PROVIDED DATA:
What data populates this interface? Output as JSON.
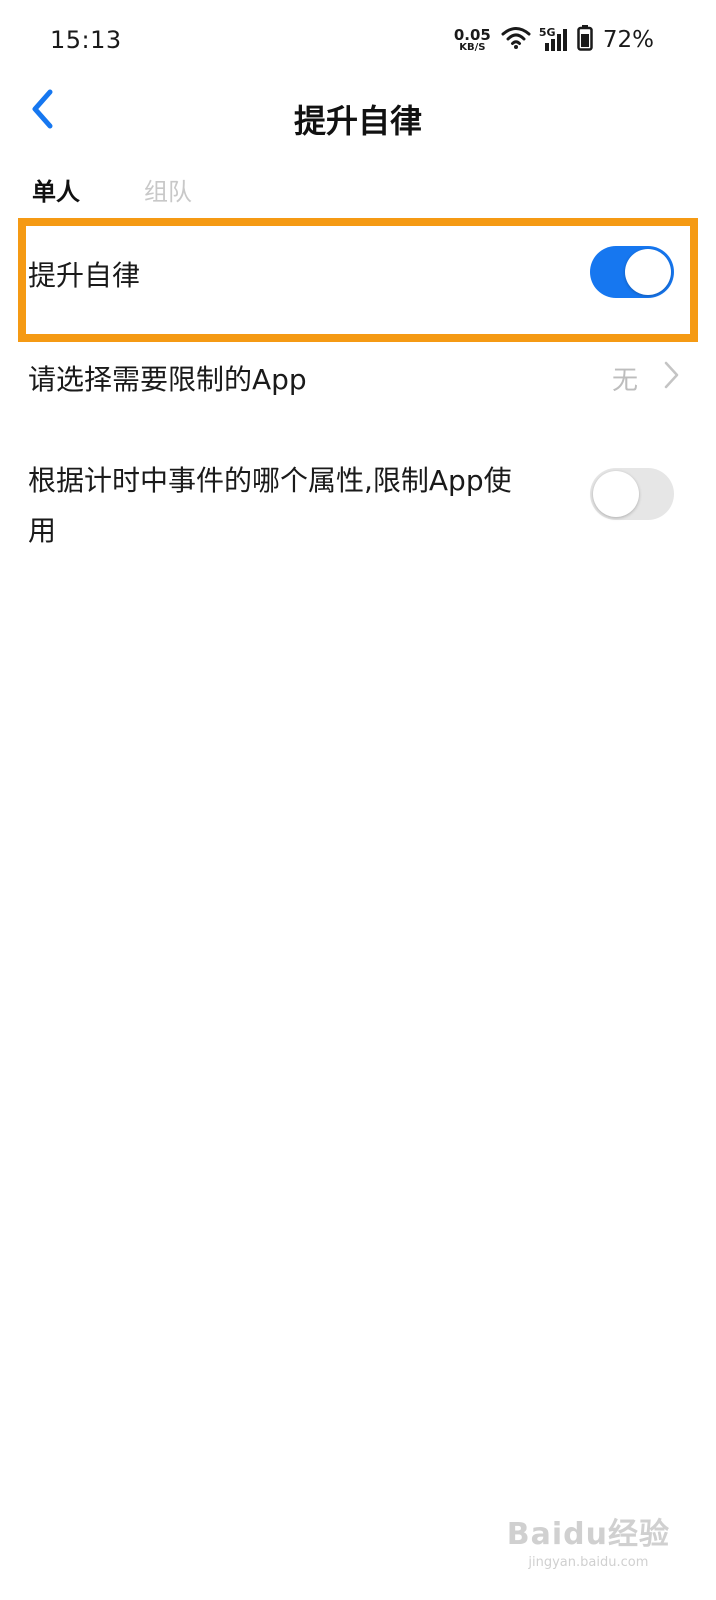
{
  "status_bar": {
    "time": "15:13",
    "net_speed_value": "0.05",
    "net_speed_unit": "KB/S",
    "network_type": "5G",
    "battery_percent": "72%",
    "icons": [
      "wifi-icon",
      "signal-icon",
      "battery-icon"
    ]
  },
  "header": {
    "title": "提升自律",
    "back_icon": "chevron-left-icon"
  },
  "tabs": [
    {
      "label": "单人",
      "active": true
    },
    {
      "label": "组队",
      "active": false
    }
  ],
  "settings": {
    "self_discipline": {
      "label": "提升自律",
      "enabled": true
    },
    "restricted_apps": {
      "label": "请选择需要限制的App",
      "value": "无"
    },
    "restrict_by_attribute": {
      "label_line1": "根据计时中事件的哪个属性,限制App使",
      "label_line2": "用",
      "enabled": false
    }
  },
  "colors": {
    "accent": "#1677f0",
    "highlight": "#f59a14",
    "toggle_off": "#e6e6e6",
    "muted_text": "#bdbdbd"
  },
  "watermark": {
    "brand": "Baidu经验",
    "url": "jingyan.baidu.com"
  }
}
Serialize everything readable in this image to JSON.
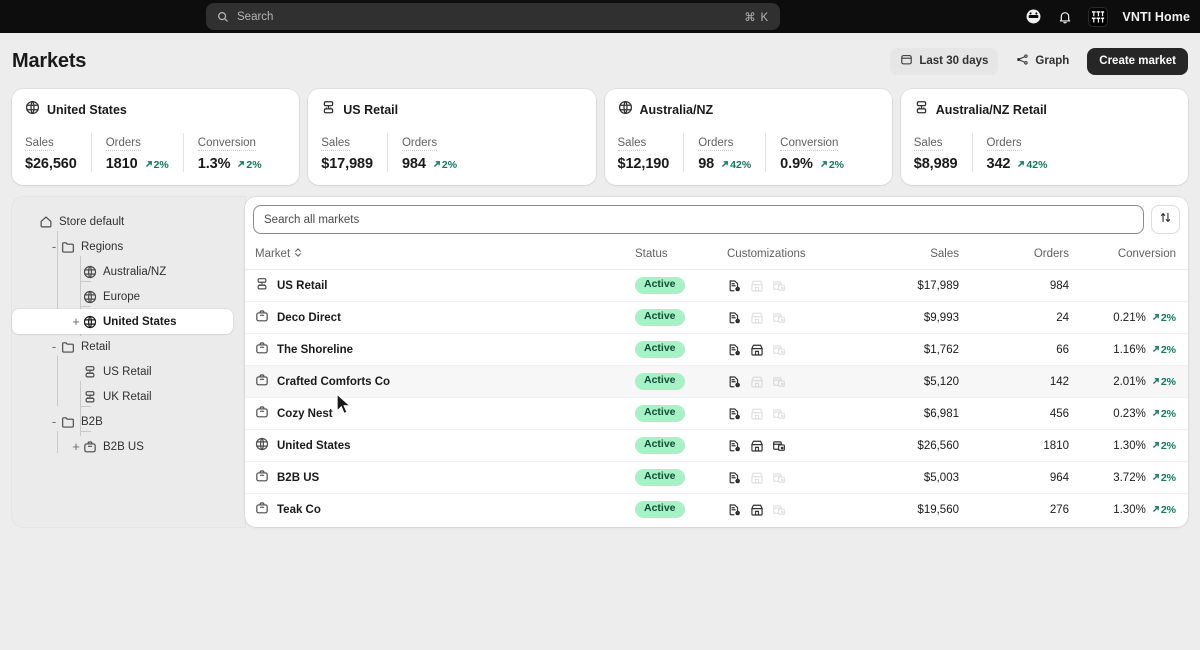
{
  "topbar": {
    "search": {
      "placeholder": "Search",
      "shortcut": "⌘ K",
      "icon": "search-icon"
    },
    "icons": [
      "inbox-icon",
      "bell-icon"
    ],
    "logo_icon": "store-logo-icon",
    "store_name": "VNTI Home"
  },
  "header": {
    "title": "Markets",
    "date_range_button": {
      "label": "Last 30 days",
      "icon": "calendar-icon"
    },
    "graph_button": {
      "label": "Graph",
      "icon": "share-nodes-icon"
    },
    "create_button": {
      "label": "Create market"
    }
  },
  "colors": {
    "page_bg": "#ededed",
    "topbar_bg": "#0d0d0d",
    "card_bg": "#ffffff",
    "primary_button_bg": "#262626",
    "positive_delta": "#0e7a5f",
    "badge_bg": "#a8f0c6",
    "badge_text": "#0b4f36"
  },
  "cards": [
    {
      "title": "United States",
      "icon": "globe-icon",
      "metrics": [
        {
          "label": "Sales",
          "value": "$26,560",
          "delta": null
        },
        {
          "label": "Orders",
          "value": "1810",
          "delta": "2%",
          "delta_dir": "up"
        },
        {
          "label": "Conversion",
          "value": "1.3%",
          "delta": "2%",
          "delta_dir": "up"
        }
      ]
    },
    {
      "title": "US Retail",
      "icon": "segment-icon",
      "metrics": [
        {
          "label": "Sales",
          "value": "$17,989",
          "delta": null
        },
        {
          "label": "Orders",
          "value": "984",
          "delta": "2%",
          "delta_dir": "up"
        }
      ]
    },
    {
      "title": "Australia/NZ",
      "icon": "globe-icon",
      "metrics": [
        {
          "label": "Sales",
          "value": "$12,190",
          "delta": null
        },
        {
          "label": "Orders",
          "value": "98",
          "delta": "42%",
          "delta_dir": "up"
        },
        {
          "label": "Conversion",
          "value": "0.9%",
          "delta": "2%",
          "delta_dir": "up"
        }
      ]
    },
    {
      "title": "Australia/NZ Retail",
      "icon": "segment-icon",
      "metrics": [
        {
          "label": "Sales",
          "value": "$8,989",
          "delta": null
        },
        {
          "label": "Orders",
          "value": "342",
          "delta": "42%",
          "delta_dir": "up"
        }
      ]
    }
  ],
  "tree": [
    {
      "label": "Store default",
      "icon": "home-icon",
      "depth": 0,
      "toggle": "",
      "selected": false
    },
    {
      "label": "Regions",
      "icon": "folder-icon",
      "depth": 1,
      "toggle": "-",
      "selected": false
    },
    {
      "label": "Australia/NZ",
      "icon": "globe-icon",
      "depth": 2,
      "toggle": "",
      "selected": false
    },
    {
      "label": "Europe",
      "icon": "globe-icon",
      "depth": 2,
      "toggle": "",
      "selected": false
    },
    {
      "label": "United States",
      "icon": "globe-icon",
      "depth": 2,
      "toggle": "+",
      "selected": true
    },
    {
      "label": "Retail",
      "icon": "folder-icon",
      "depth": 1,
      "toggle": "-",
      "selected": false
    },
    {
      "label": "US Retail",
      "icon": "segment-icon",
      "depth": 2,
      "toggle": "",
      "selected": false
    },
    {
      "label": "UK Retail",
      "icon": "segment-icon",
      "depth": 2,
      "toggle": "",
      "selected": false
    },
    {
      "label": "B2B",
      "icon": "folder-icon",
      "depth": 1,
      "toggle": "-",
      "selected": false
    },
    {
      "label": "B2B US",
      "icon": "briefcase-icon",
      "depth": 2,
      "toggle": "+",
      "selected": false
    }
  ],
  "table": {
    "search_placeholder": "Search all markets",
    "sort_button_icon": "sort-arrows-icon",
    "columns": [
      {
        "key": "market",
        "label": "Market",
        "sortable": true,
        "sort_icon": "chevron-updown-icon"
      },
      {
        "key": "status",
        "label": "Status",
        "sortable": false
      },
      {
        "key": "customizations",
        "label": "Customizations",
        "sortable": false
      },
      {
        "key": "sales",
        "label": "Sales",
        "sortable": false
      },
      {
        "key": "orders",
        "label": "Orders",
        "sortable": false
      },
      {
        "key": "conversion",
        "label": "Conversion",
        "sortable": false
      }
    ],
    "rows": [
      {
        "market": "US Retail",
        "icon": "segment-icon",
        "status": "Active",
        "customizations": [
          true,
          false,
          false
        ],
        "sales": "$17,989",
        "orders": "984",
        "conversion": "",
        "conv_delta": "",
        "hover": false
      },
      {
        "market": "Deco Direct",
        "icon": "briefcase-icon",
        "status": "Active",
        "customizations": [
          true,
          false,
          false
        ],
        "sales": "$9,993",
        "orders": "24",
        "conversion": "0.21%",
        "conv_delta": "2%",
        "hover": false
      },
      {
        "market": "The Shoreline",
        "icon": "briefcase-icon",
        "status": "Active",
        "customizations": [
          true,
          true,
          false
        ],
        "sales": "$1,762",
        "orders": "66",
        "conversion": "1.16%",
        "conv_delta": "2%",
        "hover": false
      },
      {
        "market": "Crafted Comforts Co",
        "icon": "briefcase-icon",
        "status": "Active",
        "customizations": [
          true,
          false,
          false
        ],
        "sales": "$5,120",
        "orders": "142",
        "conversion": "2.01%",
        "conv_delta": "2%",
        "hover": true
      },
      {
        "market": "Cozy Nest",
        "icon": "briefcase-icon",
        "status": "Active",
        "customizations": [
          true,
          false,
          false
        ],
        "sales": "$6,981",
        "orders": "456",
        "conversion": "0.23%",
        "conv_delta": "2%",
        "hover": false
      },
      {
        "market": "United States",
        "icon": "globe-icon",
        "status": "Active",
        "customizations": [
          true,
          true,
          true
        ],
        "sales": "$26,560",
        "orders": "1810",
        "conversion": "1.30%",
        "conv_delta": "2%",
        "hover": false
      },
      {
        "market": "B2B US",
        "icon": "briefcase-icon",
        "status": "Active",
        "customizations": [
          true,
          false,
          false
        ],
        "sales": "$5,003",
        "orders": "964",
        "conversion": "3.72%",
        "conv_delta": "2%",
        "hover": false
      },
      {
        "market": "Teak Co",
        "icon": "briefcase-icon",
        "status": "Active",
        "customizations": [
          true,
          true,
          false
        ],
        "sales": "$19,560",
        "orders": "276",
        "conversion": "1.30%",
        "conv_delta": "2%",
        "hover": false
      }
    ]
  }
}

GOAL: Count how many lines above carry the word "this". Only the number is required.

OUTPUT BELOW: 2